● WRITTEN PROBLEM: All of the material should be reproduced exactly, with pictures left out.

● MATERIAL:

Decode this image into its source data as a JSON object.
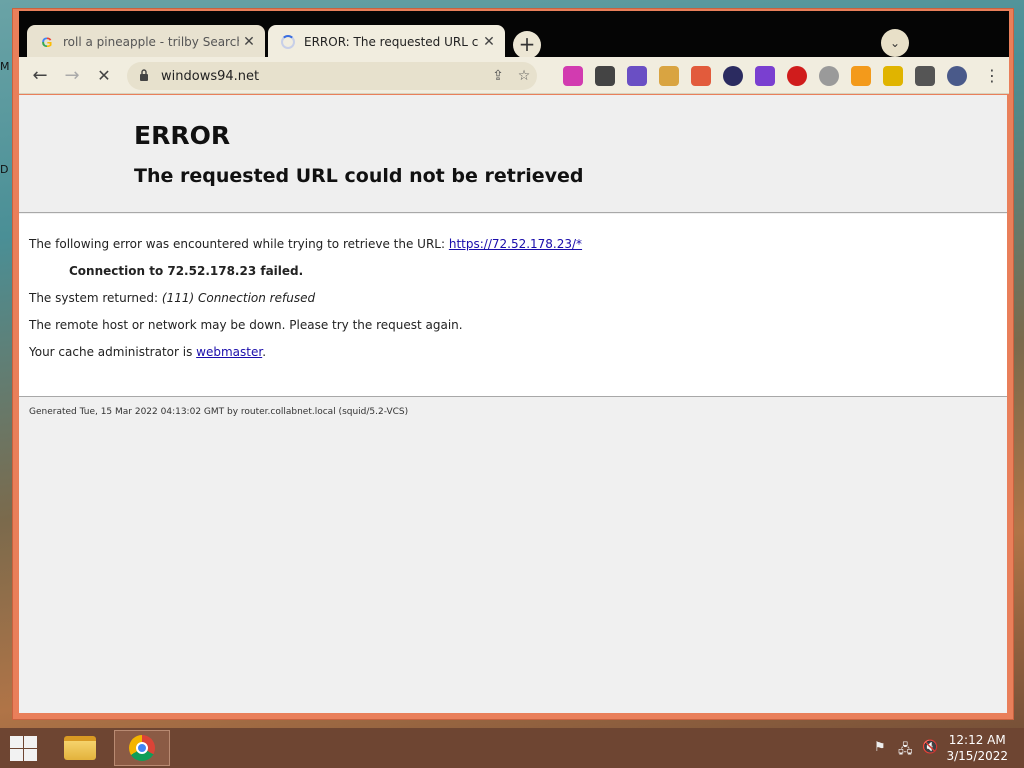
{
  "desktop": {
    "left_labels": [
      "M",
      "D"
    ]
  },
  "browser": {
    "tabs": [
      {
        "title": "roll a pineapple - trilby Search",
        "favicon": "google-g-icon",
        "active": false
      },
      {
        "title": "ERROR: The requested URL could",
        "favicon": "loading-spinner-icon",
        "active": true
      }
    ],
    "new_tab_label": "+",
    "tab_search_label": "⌄",
    "omnibox": {
      "url": "windows94.net"
    },
    "extensions": [
      {
        "name": "ext-rainbow-icon",
        "color": "#d23bb0"
      },
      {
        "name": "ext-hat-icon",
        "color": "#444444"
      },
      {
        "name": "ext-creature-icon",
        "color": "#6a4fc4"
      },
      {
        "name": "ext-doge-icon",
        "color": "#d9a441"
      },
      {
        "name": "ext-palette-icon",
        "color": "#e25b3c"
      },
      {
        "name": "ext-globe-icon",
        "color": "#2b2b60"
      },
      {
        "name": "ext-burst-icon",
        "color": "#7a3fd0"
      },
      {
        "name": "ext-block-icon",
        "color": "#d01c1c"
      },
      {
        "name": "ext-face-icon",
        "color": "#9a9a9a"
      },
      {
        "name": "ext-sun-icon",
        "color": "#f39a1b"
      },
      {
        "name": "ext-dancer-icon",
        "color": "#e0b400"
      },
      {
        "name": "extensions-puzzle-icon",
        "color": "#555555"
      },
      {
        "name": "profile-icon",
        "color": "#4a5a8a"
      }
    ]
  },
  "page": {
    "title": "ERROR",
    "subtitle": "The requested URL could not be retrieved",
    "line1_prefix": "The following error was encountered while trying to retrieve the URL: ",
    "line1_link": "https://72.52.178.23/*",
    "line2": "Connection to 72.52.178.23 failed.",
    "line3_prefix": "The system returned: ",
    "line3_detail": "(111) Connection refused",
    "line4": "The remote host or network may be down. Please try the request again.",
    "line5_prefix": "Your cache administrator is ",
    "line5_link": "webmaster",
    "line5_suffix": ".",
    "footer": "Generated Tue, 15 Mar 2022 04:13:02 GMT by router.collabnet.local (squid/5.2-VCS)"
  },
  "taskbar": {
    "apps": [
      {
        "name": "file-explorer",
        "active": false
      },
      {
        "name": "chrome",
        "active": true
      }
    ],
    "clock": {
      "time": "12:12 AM",
      "date": "3/15/2022"
    }
  }
}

● RESULT OF THIS EXERCISE:
Decode this image into its source data as a JSON object.
{
  "desktop": {
    "left_labels": [
      "M",
      "D"
    ]
  },
  "browser": {
    "tabs": [
      {
        "title": "roll a pineapple - trilby Search",
        "favicon": "google-g-icon",
        "active": false
      },
      {
        "title": "ERROR: The requested URL could",
        "favicon": "loading-spinner-icon",
        "active": true
      }
    ],
    "new_tab_label": "+",
    "tab_search_label": "⌄",
    "omnibox": {
      "url": "windows94.net"
    },
    "extensions": [
      {
        "name": "ext-rainbow-icon",
        "color": "#d23bb0"
      },
      {
        "name": "ext-hat-icon",
        "color": "#444444"
      },
      {
        "name": "ext-creature-icon",
        "color": "#6a4fc4"
      },
      {
        "name": "ext-doge-icon",
        "color": "#d9a441"
      },
      {
        "name": "ext-palette-icon",
        "color": "#e25b3c"
      },
      {
        "name": "ext-globe-icon",
        "color": "#2b2b60"
      },
      {
        "name": "ext-burst-icon",
        "color": "#7a3fd0"
      },
      {
        "name": "ext-block-icon",
        "color": "#d01c1c"
      },
      {
        "name": "ext-face-icon",
        "color": "#9a9a9a"
      },
      {
        "name": "ext-sun-icon",
        "color": "#f39a1b"
      },
      {
        "name": "ext-dancer-icon",
        "color": "#e0b400"
      },
      {
        "name": "extensions-puzzle-icon",
        "color": "#555555"
      },
      {
        "name": "profile-icon",
        "color": "#4a5a8a"
      }
    ]
  },
  "page": {
    "title": "ERROR",
    "subtitle": "The requested URL could not be retrieved",
    "line1_prefix": "The following error was encountered while trying to retrieve the URL: ",
    "line1_link": "https://72.52.178.23/*",
    "line2": "Connection to 72.52.178.23 failed.",
    "line3_prefix": "The system returned: ",
    "line3_detail": "(111) Connection refused",
    "line4": "The remote host or network may be down. Please try the request again.",
    "line5_prefix": "Your cache administrator is ",
    "line5_link": "webmaster",
    "line5_suffix": ".",
    "footer": "Generated Tue, 15 Mar 2022 04:13:02 GMT by router.collabnet.local (squid/5.2-VCS)"
  },
  "taskbar": {
    "apps": [
      {
        "name": "file-explorer",
        "active": false
      },
      {
        "name": "chrome",
        "active": true
      }
    ],
    "clock": {
      "time": "12:12 AM",
      "date": "3/15/2022"
    }
  }
}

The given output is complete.